[Supplied records]
◇ ◇ ◇ ◇

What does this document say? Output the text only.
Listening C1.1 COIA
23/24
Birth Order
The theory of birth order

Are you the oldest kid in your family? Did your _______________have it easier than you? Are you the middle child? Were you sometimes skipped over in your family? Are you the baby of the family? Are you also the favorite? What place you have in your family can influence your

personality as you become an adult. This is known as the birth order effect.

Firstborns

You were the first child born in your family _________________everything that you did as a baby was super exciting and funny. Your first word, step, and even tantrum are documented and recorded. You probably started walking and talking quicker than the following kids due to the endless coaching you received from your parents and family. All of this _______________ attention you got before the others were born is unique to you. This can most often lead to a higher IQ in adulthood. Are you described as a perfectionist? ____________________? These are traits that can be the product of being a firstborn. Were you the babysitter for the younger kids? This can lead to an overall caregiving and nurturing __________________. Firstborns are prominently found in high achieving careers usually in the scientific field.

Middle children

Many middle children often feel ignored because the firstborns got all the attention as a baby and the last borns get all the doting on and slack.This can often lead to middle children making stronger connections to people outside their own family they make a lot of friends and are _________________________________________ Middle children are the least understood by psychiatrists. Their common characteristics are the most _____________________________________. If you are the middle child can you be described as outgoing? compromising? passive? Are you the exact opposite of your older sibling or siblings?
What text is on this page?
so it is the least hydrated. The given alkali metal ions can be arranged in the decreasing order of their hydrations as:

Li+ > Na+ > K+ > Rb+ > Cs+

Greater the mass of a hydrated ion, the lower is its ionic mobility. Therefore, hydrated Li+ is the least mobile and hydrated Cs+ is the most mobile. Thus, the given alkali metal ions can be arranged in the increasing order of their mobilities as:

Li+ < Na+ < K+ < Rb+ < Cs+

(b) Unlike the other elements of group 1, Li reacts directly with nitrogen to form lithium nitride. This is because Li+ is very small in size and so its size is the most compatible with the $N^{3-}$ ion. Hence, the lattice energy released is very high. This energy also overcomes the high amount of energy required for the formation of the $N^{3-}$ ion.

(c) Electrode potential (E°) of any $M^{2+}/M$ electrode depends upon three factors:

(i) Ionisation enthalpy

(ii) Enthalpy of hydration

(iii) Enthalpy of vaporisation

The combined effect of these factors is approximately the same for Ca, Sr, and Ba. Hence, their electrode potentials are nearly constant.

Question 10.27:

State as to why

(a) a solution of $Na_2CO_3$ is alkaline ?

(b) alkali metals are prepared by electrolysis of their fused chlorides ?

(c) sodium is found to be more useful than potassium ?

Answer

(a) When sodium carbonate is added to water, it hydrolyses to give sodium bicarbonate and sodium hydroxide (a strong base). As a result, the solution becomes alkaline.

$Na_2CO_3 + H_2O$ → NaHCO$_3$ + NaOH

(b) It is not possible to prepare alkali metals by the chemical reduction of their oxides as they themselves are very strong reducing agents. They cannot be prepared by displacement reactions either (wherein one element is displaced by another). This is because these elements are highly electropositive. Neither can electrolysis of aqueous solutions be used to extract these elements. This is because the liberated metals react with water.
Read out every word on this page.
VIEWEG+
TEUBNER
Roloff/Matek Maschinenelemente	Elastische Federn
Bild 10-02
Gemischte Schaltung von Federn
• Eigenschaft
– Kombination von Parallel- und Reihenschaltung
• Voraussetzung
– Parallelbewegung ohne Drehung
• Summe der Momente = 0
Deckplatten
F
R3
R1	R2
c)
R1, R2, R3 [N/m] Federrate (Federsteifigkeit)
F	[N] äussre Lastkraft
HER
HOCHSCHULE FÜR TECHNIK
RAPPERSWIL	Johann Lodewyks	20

◇ ◇ ◇ ◇

[Stated goal]
Using the material above, count the lines containing the word "Federn". Reply with the number alone.

[Correct answer]
2